▶ Brief: Set down each record exactly as written.

═══ Extracted material

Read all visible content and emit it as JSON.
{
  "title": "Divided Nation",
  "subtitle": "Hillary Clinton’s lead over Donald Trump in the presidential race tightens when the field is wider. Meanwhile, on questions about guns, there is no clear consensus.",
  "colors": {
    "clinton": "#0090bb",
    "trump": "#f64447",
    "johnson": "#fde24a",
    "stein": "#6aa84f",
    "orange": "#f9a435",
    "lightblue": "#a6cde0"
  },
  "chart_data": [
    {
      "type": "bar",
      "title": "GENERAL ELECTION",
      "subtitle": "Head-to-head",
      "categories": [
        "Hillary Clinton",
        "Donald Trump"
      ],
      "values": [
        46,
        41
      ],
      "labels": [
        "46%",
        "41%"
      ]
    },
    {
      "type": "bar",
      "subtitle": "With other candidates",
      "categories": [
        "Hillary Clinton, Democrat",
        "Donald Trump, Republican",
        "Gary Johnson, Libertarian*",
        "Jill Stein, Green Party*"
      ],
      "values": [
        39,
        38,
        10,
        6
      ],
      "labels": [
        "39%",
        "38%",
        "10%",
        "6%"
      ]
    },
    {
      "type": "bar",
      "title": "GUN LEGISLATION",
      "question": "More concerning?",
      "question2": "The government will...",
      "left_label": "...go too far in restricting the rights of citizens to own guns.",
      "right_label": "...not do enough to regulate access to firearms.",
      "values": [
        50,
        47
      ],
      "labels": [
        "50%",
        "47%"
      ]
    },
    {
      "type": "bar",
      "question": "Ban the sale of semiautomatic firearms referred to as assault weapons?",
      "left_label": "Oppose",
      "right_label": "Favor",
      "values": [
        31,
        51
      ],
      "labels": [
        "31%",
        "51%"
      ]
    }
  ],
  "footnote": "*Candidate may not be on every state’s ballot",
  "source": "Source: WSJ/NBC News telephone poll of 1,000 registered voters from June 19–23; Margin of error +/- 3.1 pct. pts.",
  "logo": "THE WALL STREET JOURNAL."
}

══════

▶ Output:
Read all visible content and emit it as JSON.
{
  "title": "Divided Nation",
  "subtitle": "Hillary Clinton’s lead over Donald Trump in the presidential race tightens when the field is wider. Meanwhile, on questions about guns, there is no clear consensus.",
  "colors": {
    "clinton": "#0090bb",
    "trump": "#f64447",
    "johnson": "#fde24a",
    "stein": "#6aa84f",
    "orange": "#f9a435",
    "lightblue": "#a6cde0"
  },
  "chart_data": [
    {
      "type": "bar",
      "title": "GENERAL ELECTION",
      "subtitle": "Head-to-head",
      "categories": [
        "Hillary Clinton",
        "Donald Trump"
      ],
      "values": [
        46,
        41
      ],
      "labels": [
        "46%",
        "41%"
      ]
    },
    {
      "type": "bar",
      "subtitle": "With other candidates",
      "categories": [
        "Hillary Clinton, Democrat",
        "Donald Trump, Republican",
        "Gary Johnson, Libertarian*",
        "Jill Stein, Green Party*"
      ],
      "values": [
        39,
        38,
        10,
        6
      ],
      "labels": [
        "39%",
        "38%",
        "10%",
        "6%"
      ]
    },
    {
      "type": "bar",
      "title": "GUN LEGISLATION",
      "question": "More concerning?",
      "question2": "The government will...",
      "left_label": "...go too far in restricting the rights of citizens to own guns.",
      "right_label": "...not do enough to regulate access to firearms.",
      "values": [
        50,
        47
      ],
      "labels": [
        "50%",
        "47%"
      ]
    },
    {
      "type": "bar",
      "question": "Ban the sale of semiautomatic firearms referred to as assault weapons?",
      "left_label": "Oppose",
      "right_label": "Favor",
      "values": [
        31,
        51
      ],
      "labels": [
        "31%",
        "51%"
      ]
    }
  ],
  "footnote": "*Candidate may not be on every state’s ballot",
  "source": "Source: WSJ/NBC News telephone poll of 1,000 registered voters from June 19–23; Margin of error +/- 3.1 pct. pts.",
  "logo": "THE WALL STREET JOURNAL."
}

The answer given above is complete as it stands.